I mean, every popular newspaper in the world relies on gossip, most of which is untrue. Divorces and affairs can happen entirely in the imagination of the writer, in the same way that handling problems and steering stodginess can happen entirely in the imagination of a car journalist.
Look, if you were a gossip writer on the Sun and you saw Tom Cruise and Nicole Kidman having a row over lunch in San Lorenzo, you've got a story - even if they were merely arguing over what colour to paint the west wing's sitting room.
Same goes with cars. You feel a bit of a wobble over a particularly nasty pothole and as far as you're concerned, the car is crap. I've said it before; car testing is an inexact science, same as writing gossip stories.
But then along came Hello! and all of a sudden celebs were queuing up to open their hearts. Here, at last was an outlet where they knew they could put their side of the story without fear of contradiction.
As a result, Hello! gets into everyone's lovely homes while the rest of the paparazzi are camped outside, looking at the action through a Nikon F2.
Hello! buys up all those photo-graphs of Diana with her breasts out to ensure the world never sees them - the bastards - but you can be damn sure that Diana now owes them one. When she's ready to talk about the new man in her life, Hello! will get the story first.
And it's basically the same with cars. Every magazine fights to be first with the road test of a new car - and I shouldn't be at all surprised if Autocar beats everyone to it with the new MGF.
The trouble is, how do we know that what they'll write about it isn't total bollocks? We don't.
Take Paula Yates. I suspect she's a silly two-timing bird who ditched her husband and children for a fling with a hirsute Australian who looks like he needs a good bath. This is a line most newspapers are free to take. But in Hello! we get her side of the story, which isn't quite the same. And nor, frankly, do I find it rings very true. Bob Geldof deserves better.
And you, the reader, deserve better than what Autocar has in store. They may get the stories first, but if you want opinions rather than public relations puff, stick with the Beeb.

####################

» PROBLEMS AND TASKS
(1) Rewrite the paragraph of the text on gossip and car journalism that begins "Hello! buys up all those photo-graphs" in two shorter sentences, keeping its main facts.
(2) Gather every row below that contains the string "logo", copying each one in full.

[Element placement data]
####################

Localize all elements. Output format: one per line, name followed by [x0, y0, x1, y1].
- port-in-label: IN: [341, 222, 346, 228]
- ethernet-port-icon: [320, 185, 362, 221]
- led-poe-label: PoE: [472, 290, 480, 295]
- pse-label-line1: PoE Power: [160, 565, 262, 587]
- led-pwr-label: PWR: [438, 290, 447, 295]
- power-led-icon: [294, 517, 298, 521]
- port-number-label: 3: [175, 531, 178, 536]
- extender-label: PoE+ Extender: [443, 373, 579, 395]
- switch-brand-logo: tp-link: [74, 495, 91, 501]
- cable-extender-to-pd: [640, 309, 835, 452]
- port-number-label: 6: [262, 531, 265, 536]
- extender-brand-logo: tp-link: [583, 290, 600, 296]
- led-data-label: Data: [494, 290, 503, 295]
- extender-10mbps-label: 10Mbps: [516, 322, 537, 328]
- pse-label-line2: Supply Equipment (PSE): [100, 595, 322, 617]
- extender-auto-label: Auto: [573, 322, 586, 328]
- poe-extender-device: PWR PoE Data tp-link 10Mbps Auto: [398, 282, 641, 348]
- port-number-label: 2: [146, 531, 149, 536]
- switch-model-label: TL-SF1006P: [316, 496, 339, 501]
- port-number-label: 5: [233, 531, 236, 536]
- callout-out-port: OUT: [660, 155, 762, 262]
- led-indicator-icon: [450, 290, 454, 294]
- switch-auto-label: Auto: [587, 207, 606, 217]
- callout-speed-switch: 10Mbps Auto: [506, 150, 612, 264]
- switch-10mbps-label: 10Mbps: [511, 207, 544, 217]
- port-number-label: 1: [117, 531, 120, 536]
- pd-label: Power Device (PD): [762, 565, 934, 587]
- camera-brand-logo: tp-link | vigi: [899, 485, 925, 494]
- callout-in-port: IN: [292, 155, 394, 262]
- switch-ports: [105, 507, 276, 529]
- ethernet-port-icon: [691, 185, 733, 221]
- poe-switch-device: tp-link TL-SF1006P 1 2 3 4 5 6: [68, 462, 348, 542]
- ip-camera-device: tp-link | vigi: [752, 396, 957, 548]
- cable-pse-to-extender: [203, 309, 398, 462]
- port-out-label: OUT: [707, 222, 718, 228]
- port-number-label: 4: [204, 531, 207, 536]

####################

» RESULTS
(1) Hello! buys the photographs of Diana with her breasts out so the world never sees them, which leaves Diana owing the magazine a favor. When she is ready to talk about the new man in her life, Hello! will get the story first.

(2)
- switch-brand-logo: tp-link: [74, 495, 91, 501]
- extender-brand-logo: tp-link: [583, 290, 600, 296]
- camera-brand-logo: tp-link | vigi: [899, 485, 925, 494]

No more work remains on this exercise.